Lay out every line of the rows below as a Markdown table with the columns Number and Line, numbering the lines in order and leaving out blank lines. Omit the pictures from your answer.

(Layout annotation data)
..............................

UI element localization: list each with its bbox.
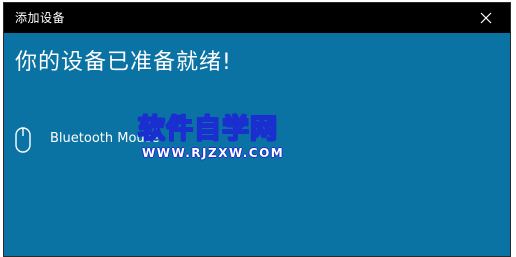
watermark-logo: 软件自学网 xyxy=(137,114,278,145)
close-icon xyxy=(480,12,492,24)
page-title: 你的设备已准备就绪! xyxy=(15,50,232,75)
title-bar: 添加设备 xyxy=(4,3,510,33)
close-button[interactable] xyxy=(464,3,510,33)
window-title: 添加设备 xyxy=(15,11,66,25)
watermark: 软件自学网 WWW.RJZXW.COM xyxy=(137,114,298,163)
mouse-icon xyxy=(15,127,31,153)
add-device-dialog: 添加设备 你的设备已准备就绪! Bluetooth Mouse 软件自学网 WW… xyxy=(3,2,511,257)
watermark-url: WWW.RJZXW.COM xyxy=(142,146,285,160)
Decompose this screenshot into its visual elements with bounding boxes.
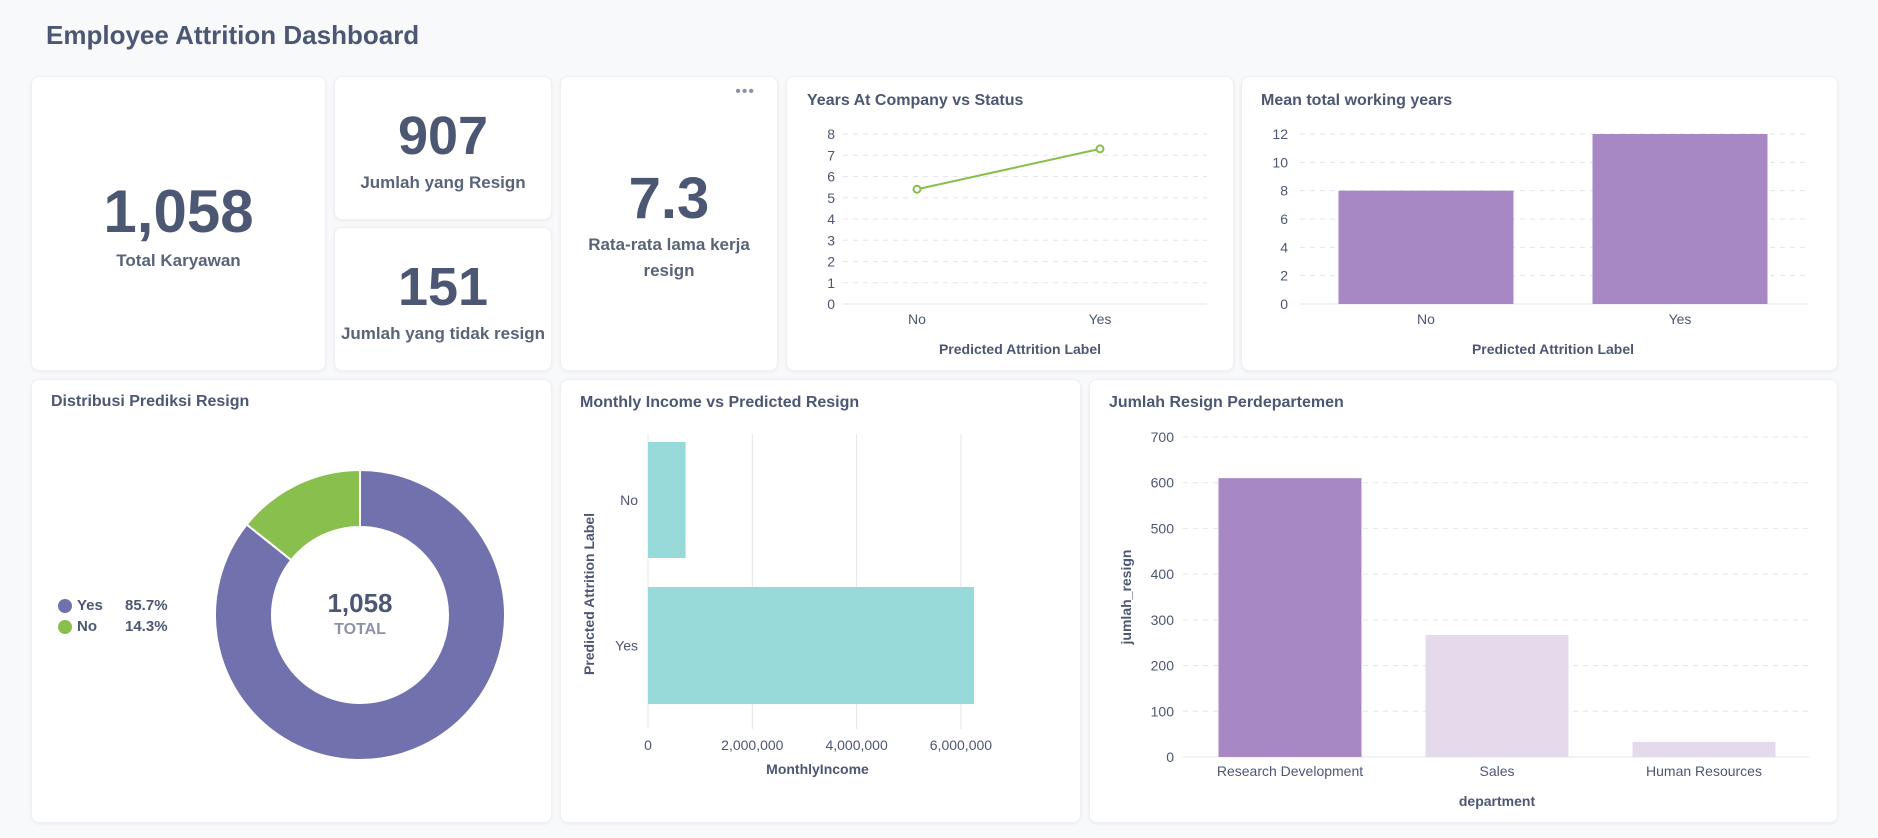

..............................

RESPONSE BELOW:
| Number | Line |
|---|---|
| 1 | UI element localization: list each with its bbox. |
| 2 | watermark-logo: 软件自学网 xyxy=(137,114,278,145) |
| 3 | close-icon xyxy=(480,12,492,24) |
| 4 | page-title: 你的设备已准备就绪! xyxy=(15,50,232,75) |
| 5 | title-bar: 添加设备 xyxy=(4,3,510,33) |
| 6 | close-button[interactable] xyxy=(464,3,510,33) |
| 7 | window-title: 添加设备 xyxy=(15,11,66,25) |
| 8 | watermark: 软件自学网 WWW.RJZXW.COM xyxy=(137,114,298,163) |
| 9 | mouse-icon xyxy=(15,127,31,153) |
| 10 | add-device-dialog: 添加设备 你的设备已准备就绪! Bluetooth Mouse 软件自学网 WW… xyxy=(3,2,511,257) |
| 11 | watermark-url: WWW.RJZXW.COM xyxy=(142,146,285,160) |
| 12 | Decompose this screenshot into its visual elements with bounding boxes. |